>> start

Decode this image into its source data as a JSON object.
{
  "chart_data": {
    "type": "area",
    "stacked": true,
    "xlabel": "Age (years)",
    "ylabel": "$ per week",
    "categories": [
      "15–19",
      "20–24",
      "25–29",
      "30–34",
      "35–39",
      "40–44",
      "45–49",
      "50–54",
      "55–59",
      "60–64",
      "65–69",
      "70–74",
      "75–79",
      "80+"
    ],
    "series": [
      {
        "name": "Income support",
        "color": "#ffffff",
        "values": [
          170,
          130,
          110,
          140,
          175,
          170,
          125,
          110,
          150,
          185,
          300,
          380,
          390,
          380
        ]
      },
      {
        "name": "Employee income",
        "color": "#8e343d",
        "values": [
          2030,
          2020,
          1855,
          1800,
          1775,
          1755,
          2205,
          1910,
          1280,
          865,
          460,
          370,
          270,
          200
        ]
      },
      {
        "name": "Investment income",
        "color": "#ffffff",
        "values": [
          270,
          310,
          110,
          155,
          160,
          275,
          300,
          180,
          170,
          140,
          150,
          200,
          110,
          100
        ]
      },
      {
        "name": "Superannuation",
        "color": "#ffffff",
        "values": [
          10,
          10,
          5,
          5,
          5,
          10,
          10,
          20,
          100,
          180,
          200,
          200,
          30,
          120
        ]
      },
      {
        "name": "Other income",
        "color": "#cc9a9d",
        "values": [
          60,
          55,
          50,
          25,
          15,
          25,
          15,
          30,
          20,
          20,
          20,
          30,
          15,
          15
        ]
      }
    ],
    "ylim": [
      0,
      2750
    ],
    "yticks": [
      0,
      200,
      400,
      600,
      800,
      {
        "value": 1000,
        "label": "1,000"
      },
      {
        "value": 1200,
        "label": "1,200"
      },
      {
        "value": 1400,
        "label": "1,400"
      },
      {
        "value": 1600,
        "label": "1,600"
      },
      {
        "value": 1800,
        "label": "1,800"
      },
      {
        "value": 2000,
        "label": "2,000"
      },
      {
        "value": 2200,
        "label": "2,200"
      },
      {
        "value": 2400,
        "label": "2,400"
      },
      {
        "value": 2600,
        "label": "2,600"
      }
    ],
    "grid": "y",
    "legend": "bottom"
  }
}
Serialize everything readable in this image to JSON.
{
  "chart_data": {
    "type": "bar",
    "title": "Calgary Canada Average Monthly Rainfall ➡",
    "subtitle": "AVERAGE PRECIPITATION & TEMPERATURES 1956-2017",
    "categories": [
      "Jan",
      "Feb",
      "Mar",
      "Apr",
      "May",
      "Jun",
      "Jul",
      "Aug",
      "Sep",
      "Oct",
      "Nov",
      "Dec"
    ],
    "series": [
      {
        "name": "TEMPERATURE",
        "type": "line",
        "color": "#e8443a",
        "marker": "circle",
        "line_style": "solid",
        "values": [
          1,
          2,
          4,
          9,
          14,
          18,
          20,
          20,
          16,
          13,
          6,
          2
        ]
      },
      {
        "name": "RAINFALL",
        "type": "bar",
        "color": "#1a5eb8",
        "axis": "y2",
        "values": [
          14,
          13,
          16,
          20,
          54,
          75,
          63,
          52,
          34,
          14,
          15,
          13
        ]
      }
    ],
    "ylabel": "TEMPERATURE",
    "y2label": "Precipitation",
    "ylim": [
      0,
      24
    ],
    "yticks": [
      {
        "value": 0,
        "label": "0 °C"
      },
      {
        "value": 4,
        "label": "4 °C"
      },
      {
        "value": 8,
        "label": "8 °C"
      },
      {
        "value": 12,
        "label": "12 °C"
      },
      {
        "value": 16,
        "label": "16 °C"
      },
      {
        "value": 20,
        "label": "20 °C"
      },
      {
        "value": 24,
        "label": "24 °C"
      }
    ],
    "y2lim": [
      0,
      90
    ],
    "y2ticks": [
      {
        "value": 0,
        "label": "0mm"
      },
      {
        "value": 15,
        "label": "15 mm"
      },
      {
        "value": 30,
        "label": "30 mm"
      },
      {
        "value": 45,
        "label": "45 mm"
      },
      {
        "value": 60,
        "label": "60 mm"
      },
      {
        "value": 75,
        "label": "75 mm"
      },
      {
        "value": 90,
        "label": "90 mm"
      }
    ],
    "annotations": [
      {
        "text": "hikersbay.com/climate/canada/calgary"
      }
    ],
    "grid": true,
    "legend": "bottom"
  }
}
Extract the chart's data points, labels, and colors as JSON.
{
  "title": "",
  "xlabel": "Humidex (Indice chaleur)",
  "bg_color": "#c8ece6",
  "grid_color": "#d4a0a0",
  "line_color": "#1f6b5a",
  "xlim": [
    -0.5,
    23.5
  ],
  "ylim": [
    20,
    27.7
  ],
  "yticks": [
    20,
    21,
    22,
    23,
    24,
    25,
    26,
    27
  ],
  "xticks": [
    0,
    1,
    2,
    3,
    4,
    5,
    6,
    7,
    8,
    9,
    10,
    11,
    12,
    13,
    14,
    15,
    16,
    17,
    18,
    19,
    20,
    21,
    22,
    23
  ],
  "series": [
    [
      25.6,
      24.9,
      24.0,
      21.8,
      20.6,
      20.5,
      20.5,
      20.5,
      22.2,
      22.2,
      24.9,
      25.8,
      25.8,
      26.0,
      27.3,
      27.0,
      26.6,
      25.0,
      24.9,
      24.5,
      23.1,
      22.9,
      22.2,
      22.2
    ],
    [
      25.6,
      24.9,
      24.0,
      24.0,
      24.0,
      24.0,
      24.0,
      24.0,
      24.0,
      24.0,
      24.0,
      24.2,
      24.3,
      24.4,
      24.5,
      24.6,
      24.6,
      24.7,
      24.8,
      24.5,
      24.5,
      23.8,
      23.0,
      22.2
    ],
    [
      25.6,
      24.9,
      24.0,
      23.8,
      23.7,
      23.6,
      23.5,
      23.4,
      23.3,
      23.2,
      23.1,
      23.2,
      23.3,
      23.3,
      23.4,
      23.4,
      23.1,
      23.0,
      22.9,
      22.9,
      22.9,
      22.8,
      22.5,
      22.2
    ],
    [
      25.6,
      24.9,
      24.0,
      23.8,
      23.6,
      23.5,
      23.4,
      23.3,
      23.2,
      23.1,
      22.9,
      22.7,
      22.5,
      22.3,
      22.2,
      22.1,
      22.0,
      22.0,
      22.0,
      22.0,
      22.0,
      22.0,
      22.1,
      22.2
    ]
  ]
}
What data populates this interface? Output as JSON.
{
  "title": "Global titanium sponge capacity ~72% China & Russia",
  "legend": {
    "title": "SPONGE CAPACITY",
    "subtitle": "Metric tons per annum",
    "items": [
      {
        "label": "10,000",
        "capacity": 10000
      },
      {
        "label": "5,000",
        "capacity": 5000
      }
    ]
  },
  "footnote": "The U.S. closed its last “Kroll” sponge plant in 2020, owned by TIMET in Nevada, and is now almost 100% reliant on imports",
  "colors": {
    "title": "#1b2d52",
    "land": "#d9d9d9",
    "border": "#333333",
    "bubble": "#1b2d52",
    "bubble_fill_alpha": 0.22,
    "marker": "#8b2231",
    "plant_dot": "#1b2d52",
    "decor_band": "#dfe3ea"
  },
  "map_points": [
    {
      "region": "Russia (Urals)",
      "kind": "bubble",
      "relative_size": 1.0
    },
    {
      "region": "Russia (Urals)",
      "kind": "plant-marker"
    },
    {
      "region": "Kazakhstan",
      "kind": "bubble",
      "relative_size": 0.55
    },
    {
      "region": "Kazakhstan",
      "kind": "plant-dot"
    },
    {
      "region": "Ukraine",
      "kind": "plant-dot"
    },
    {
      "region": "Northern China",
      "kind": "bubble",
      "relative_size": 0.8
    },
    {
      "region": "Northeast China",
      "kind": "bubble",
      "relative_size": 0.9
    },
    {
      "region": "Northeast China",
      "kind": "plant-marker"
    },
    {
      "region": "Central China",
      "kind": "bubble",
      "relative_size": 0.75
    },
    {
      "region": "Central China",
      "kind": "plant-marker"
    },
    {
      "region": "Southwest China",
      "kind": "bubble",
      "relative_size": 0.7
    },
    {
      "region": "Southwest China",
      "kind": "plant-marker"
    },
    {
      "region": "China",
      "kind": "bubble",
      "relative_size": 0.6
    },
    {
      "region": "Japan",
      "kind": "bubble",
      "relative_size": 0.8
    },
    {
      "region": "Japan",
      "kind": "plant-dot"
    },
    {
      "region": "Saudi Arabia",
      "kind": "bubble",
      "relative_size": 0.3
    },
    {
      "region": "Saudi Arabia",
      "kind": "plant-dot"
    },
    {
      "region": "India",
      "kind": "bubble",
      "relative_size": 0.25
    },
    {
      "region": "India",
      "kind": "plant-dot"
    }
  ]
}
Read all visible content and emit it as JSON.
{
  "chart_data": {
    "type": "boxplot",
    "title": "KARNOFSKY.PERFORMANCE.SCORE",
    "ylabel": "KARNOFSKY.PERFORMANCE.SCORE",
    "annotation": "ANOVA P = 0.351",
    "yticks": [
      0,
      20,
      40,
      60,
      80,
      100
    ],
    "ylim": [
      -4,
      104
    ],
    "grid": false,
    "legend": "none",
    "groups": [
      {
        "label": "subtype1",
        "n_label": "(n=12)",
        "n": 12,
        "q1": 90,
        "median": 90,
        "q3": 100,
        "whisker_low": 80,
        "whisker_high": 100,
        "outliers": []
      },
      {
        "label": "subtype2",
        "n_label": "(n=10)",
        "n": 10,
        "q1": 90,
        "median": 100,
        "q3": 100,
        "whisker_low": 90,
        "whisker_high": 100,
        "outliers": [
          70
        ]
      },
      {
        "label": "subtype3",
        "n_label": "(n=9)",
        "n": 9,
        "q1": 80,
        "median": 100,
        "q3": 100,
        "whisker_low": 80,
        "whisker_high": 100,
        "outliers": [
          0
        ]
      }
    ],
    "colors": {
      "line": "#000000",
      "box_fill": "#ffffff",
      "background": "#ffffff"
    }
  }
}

>> end

■ **Requirements**
From the line that contains "Read all visible content and emit it as JSON." to the last line of the material above, repeat every line exactly, keeping both the first and the last.

■ **Output of the task**
Read all visible content and emit it as JSON.
{
  "chart_data": {
    "type": "boxplot",
    "title": "KARNOFSKY.PERFORMANCE.SCORE",
    "ylabel": "KARNOFSKY.PERFORMANCE.SCORE",
    "annotation": "ANOVA P = 0.351",
    "yticks": [
      0,
      20,
      40,
      60,
      80,
      100
    ],
    "ylim": [
      -4,
      104
    ],
    "grid": false,
    "legend": "none",
    "groups": [
      {
        "label": "subtype1",
        "n_label": "(n=12)",
        "n": 12,
        "q1": 90,
        "median": 90,
        "q3": 100,
        "whisker_low": 80,
        "whisker_high": 100,
        "outliers": []
      },
      {
        "label": "subtype2",
        "n_label": "(n=10)",
        "n": 10,
        "q1": 90,
        "median": 100,
        "q3": 100,
        "whisker_low": 90,
        "whisker_high": 100,
        "outliers": [
          70
        ]
      },
      {
        "label": "subtype3",
        "n_label": "(n=9)",
        "n": 9,
        "q1": 80,
        "median": 100,
        "q3": 100,
        "whisker_low": 80,
        "whisker_high": 100,
        "outliers": [
          0
        ]
      }
    ],
    "colors": {
      "line": "#000000",
      "box_fill": "#ffffff",
      "background": "#ffffff"
    }
  }
}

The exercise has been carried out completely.